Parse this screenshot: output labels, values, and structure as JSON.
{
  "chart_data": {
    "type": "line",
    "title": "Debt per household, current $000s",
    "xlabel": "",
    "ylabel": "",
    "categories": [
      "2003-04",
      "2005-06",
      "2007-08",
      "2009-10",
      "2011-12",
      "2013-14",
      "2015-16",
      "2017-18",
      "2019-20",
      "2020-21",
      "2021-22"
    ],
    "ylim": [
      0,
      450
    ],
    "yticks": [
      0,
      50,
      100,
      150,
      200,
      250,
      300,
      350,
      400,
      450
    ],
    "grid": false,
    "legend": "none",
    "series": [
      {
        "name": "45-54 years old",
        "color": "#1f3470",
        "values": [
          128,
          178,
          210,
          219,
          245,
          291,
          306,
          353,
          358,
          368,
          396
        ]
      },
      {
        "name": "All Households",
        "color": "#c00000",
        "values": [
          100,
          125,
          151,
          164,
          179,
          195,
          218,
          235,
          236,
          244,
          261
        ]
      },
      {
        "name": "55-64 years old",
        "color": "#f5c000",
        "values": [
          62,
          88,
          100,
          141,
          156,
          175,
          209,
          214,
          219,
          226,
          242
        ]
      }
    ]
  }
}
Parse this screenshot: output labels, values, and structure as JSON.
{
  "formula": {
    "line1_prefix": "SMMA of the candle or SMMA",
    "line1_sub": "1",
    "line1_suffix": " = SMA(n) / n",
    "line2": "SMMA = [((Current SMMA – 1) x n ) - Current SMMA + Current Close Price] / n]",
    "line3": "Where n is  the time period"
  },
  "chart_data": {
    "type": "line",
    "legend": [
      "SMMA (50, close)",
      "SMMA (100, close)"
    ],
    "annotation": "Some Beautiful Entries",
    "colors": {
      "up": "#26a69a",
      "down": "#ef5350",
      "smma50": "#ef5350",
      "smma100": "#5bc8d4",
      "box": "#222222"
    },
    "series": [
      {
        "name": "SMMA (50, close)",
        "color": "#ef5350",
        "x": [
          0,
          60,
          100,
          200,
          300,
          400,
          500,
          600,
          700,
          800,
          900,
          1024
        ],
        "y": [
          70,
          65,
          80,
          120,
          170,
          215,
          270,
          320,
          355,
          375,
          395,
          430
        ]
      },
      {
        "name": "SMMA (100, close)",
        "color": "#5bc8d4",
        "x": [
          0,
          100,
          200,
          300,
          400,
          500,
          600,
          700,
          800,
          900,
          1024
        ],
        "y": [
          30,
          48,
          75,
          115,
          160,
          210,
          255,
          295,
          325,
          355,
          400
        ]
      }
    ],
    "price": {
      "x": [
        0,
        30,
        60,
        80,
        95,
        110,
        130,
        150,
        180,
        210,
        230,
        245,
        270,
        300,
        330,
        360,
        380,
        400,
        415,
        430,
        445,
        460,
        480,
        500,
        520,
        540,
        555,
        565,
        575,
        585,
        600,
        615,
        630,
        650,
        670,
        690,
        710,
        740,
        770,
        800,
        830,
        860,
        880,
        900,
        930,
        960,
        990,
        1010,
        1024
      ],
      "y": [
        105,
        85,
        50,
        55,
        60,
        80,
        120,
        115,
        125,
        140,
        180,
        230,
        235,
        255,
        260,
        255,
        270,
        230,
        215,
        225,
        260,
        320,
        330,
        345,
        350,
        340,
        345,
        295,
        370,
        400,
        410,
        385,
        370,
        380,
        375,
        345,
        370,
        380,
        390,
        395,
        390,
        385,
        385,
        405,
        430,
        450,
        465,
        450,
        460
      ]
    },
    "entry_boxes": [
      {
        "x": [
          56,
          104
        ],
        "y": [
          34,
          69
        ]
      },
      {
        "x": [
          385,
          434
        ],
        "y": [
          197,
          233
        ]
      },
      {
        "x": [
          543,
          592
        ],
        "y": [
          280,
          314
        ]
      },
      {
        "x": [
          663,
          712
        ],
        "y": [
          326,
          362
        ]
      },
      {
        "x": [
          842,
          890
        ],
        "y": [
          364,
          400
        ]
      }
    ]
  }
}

•••••

OBJECTIVE: Above are some records. Print them all exactly.

WRITTEN REPLY:
Parse this screenshot: output labels, values, and structure as JSON.
{
  "chart_data": {
    "type": "line",
    "title": "Debt per household, current $000s",
    "xlabel": "",
    "ylabel": "",
    "categories": [
      "2003-04",
      "2005-06",
      "2007-08",
      "2009-10",
      "2011-12",
      "2013-14",
      "2015-16",
      "2017-18",
      "2019-20",
      "2020-21",
      "2021-22"
    ],
    "ylim": [
      0,
      450
    ],
    "yticks": [
      0,
      50,
      100,
      150,
      200,
      250,
      300,
      350,
      400,
      450
    ],
    "grid": false,
    "legend": "none",
    "series": [
      {
        "name": "45-54 years old",
        "color": "#1f3470",
        "values": [
          128,
          178,
          210,
          219,
          245,
          291,
          306,
          353,
          358,
          368,
          396
        ]
      },
      {
        "name": "All Households",
        "color": "#c00000",
        "values": [
          100,
          125,
          151,
          164,
          179,
          195,
          218,
          235,
          236,
          244,
          261
        ]
      },
      {
        "name": "55-64 years old",
        "color": "#f5c000",
        "values": [
          62,
          88,
          100,
          141,
          156,
          175,
          209,
          214,
          219,
          226,
          242
        ]
      }
    ]
  }
}
Parse this screenshot: output labels, values, and structure as JSON.
{
  "formula": {
    "line1_prefix": "SMMA of the candle or SMMA",
    "line1_sub": "1",
    "line1_suffix": " = SMA(n) / n",
    "line2": "SMMA = [((Current SMMA – 1) x n ) - Current SMMA + Current Close Price] / n]",
    "line3": "Where n is  the time period"
  },
  "chart_data": {
    "type": "line",
    "legend": [
      "SMMA (50, close)",
      "SMMA (100, close)"
    ],
    "annotation": "Some Beautiful Entries",
    "colors": {
      "up": "#26a69a",
      "down": "#ef5350",
      "smma50": "#ef5350",
      "smma100": "#5bc8d4",
      "box": "#222222"
    },
    "series": [
      {
        "name": "SMMA (50, close)",
        "color": "#ef5350",
        "x": [
          0,
          60,
          100,
          200,
          300,
          400,
          500,
          600,
          700,
          800,
          900,
          1024
        ],
        "y": [
          70,
          65,
          80,
          120,
          170,
          215,
          270,
          320,
          355,
          375,
          395,
          430
        ]
      },
      {
        "name": "SMMA (100, close)",
        "color": "#5bc8d4",
        "x": [
          0,
          100,
          200,
          300,
          400,
          500,
          600,
          700,
          800,
          900,
          1024
        ],
        "y": [
          30,
          48,
          75,
          115,
          160,
          210,
          255,
          295,
          325,
          355,
          400
        ]
      }
    ],
    "price": {
      "x": [
        0,
        30,
        60,
        80,
        95,
        110,
        130,
        150,
        180,
        210,
        230,
        245,
        270,
        300,
        330,
        360,
        380,
        400,
        415,
        430,
        445,
        460,
        480,
        500,
        520,
        540,
        555,
        565,
        575,
        585,
        600,
        615,
        630,
        650,
        670,
        690,
        710,
        740,
        770,
        800,
        830,
        860,
        880,
        900,
        930,
        960,
        990,
        1010,
        1024
      ],
      "y": [
        105,
        85,
        50,
        55,
        60,
        80,
        120,
        115,
        125,
        140,
        180,
        230,
        235,
        255,
        260,
        255,
        270,
        230,
        215,
        225,
        260,
        320,
        330,
        345,
        350,
        340,
        345,
        295,
        370,
        400,
        410,
        385,
        370,
        380,
        375,
        345,
        370,
        380,
        390,
        395,
        390,
        385,
        385,
        405,
        430,
        450,
        465,
        450,
        460
      ]
    },
    "entry_boxes": [
      {
        "x": [
          56,
          104
        ],
        "y": [
          34,
          69
        ]
      },
      {
        "x": [
          385,
          434
        ],
        "y": [
          197,
          233
        ]
      },
      {
        "x": [
          543,
          592
        ],
        "y": [
          280,
          314
        ]
      },
      {
        "x": [
          663,
          712
        ],
        "y": [
          326,
          362
        ]
      },
      {
        "x": [
          842,
          890
        ],
        "y": [
          364,
          400
        ]
      }
    ]
  }
}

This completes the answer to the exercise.